## [RECORDS FOR THIS TASK]

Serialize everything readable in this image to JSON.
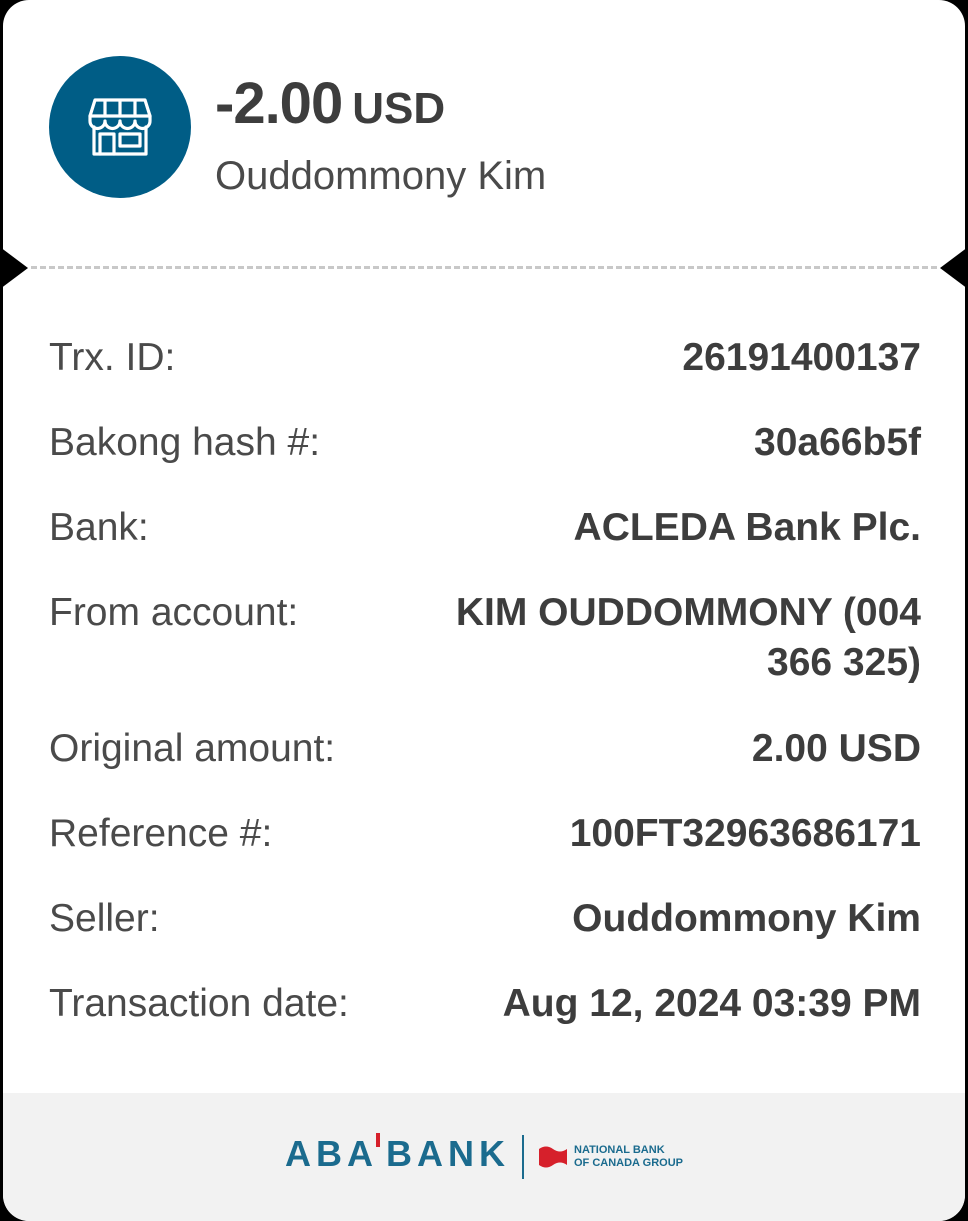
{
  "header": {
    "amount": "-2.00",
    "currency": "USD",
    "merchant_name": "Ouddommony Kim",
    "avatar_icon": "store-icon"
  },
  "details": {
    "trx_id_label": "Trx. ID:",
    "trx_id_value": "26191400137",
    "bakong_hash_label": "Bakong hash #:",
    "bakong_hash_value": "30a66b5f",
    "bank_label": "Bank:",
    "bank_value": "ACLEDA Bank Plc.",
    "from_account_label": "From account:",
    "from_account_value": "KIM OUDDOMMONY (004 366 325)",
    "original_amount_label": "Original amount:",
    "original_amount_value": "2.00 USD",
    "reference_label": "Reference #:",
    "reference_value": "100FT32963686171",
    "seller_label": "Seller:",
    "seller_value": "Ouddommony Kim",
    "transaction_date_label": "Transaction date:",
    "transaction_date_value": "Aug 12, 2024 03:39 PM"
  },
  "footer": {
    "brand_part1": "ABA",
    "brand_part2": "BANK",
    "group_line1": "NATIONAL BANK",
    "group_line2": "OF CANADA GROUP",
    "group_icon": "nbc-flag-icon"
  },
  "colors": {
    "brand_blue": "#005d86",
    "footer_blue": "#1b6b8e",
    "accent_red": "#d6202b",
    "text_dark": "#3d3d3d",
    "footer_bg": "#f2f2f2"
  }
}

## [SHORT PROBLEM]
Reproduce every entry exactly, but omit each picture.

## [THE ANSWER]
Serialize everything readable in this image to JSON.
{
  "header": {
    "amount": "-2.00",
    "currency": "USD",
    "merchant_name": "Ouddommony Kim",
    "avatar_icon": "store-icon"
  },
  "details": {
    "trx_id_label": "Trx. ID:",
    "trx_id_value": "26191400137",
    "bakong_hash_label": "Bakong hash #:",
    "bakong_hash_value": "30a66b5f",
    "bank_label": "Bank:",
    "bank_value": "ACLEDA Bank Plc.",
    "from_account_label": "From account:",
    "from_account_value": "KIM OUDDOMMONY (004 366 325)",
    "original_amount_label": "Original amount:",
    "original_amount_value": "2.00 USD",
    "reference_label": "Reference #:",
    "reference_value": "100FT32963686171",
    "seller_label": "Seller:",
    "seller_value": "Ouddommony Kim",
    "transaction_date_label": "Transaction date:",
    "transaction_date_value": "Aug 12, 2024 03:39 PM"
  },
  "footer": {
    "brand_part1": "ABA",
    "brand_part2": "BANK",
    "group_line1": "NATIONAL BANK",
    "group_line2": "OF CANADA GROUP",
    "group_icon": "nbc-flag-icon"
  },
  "colors": {
    "brand_blue": "#005d86",
    "footer_blue": "#1b6b8e",
    "accent_red": "#d6202b",
    "text_dark": "#3d3d3d",
    "footer_bg": "#f2f2f2"
  }
}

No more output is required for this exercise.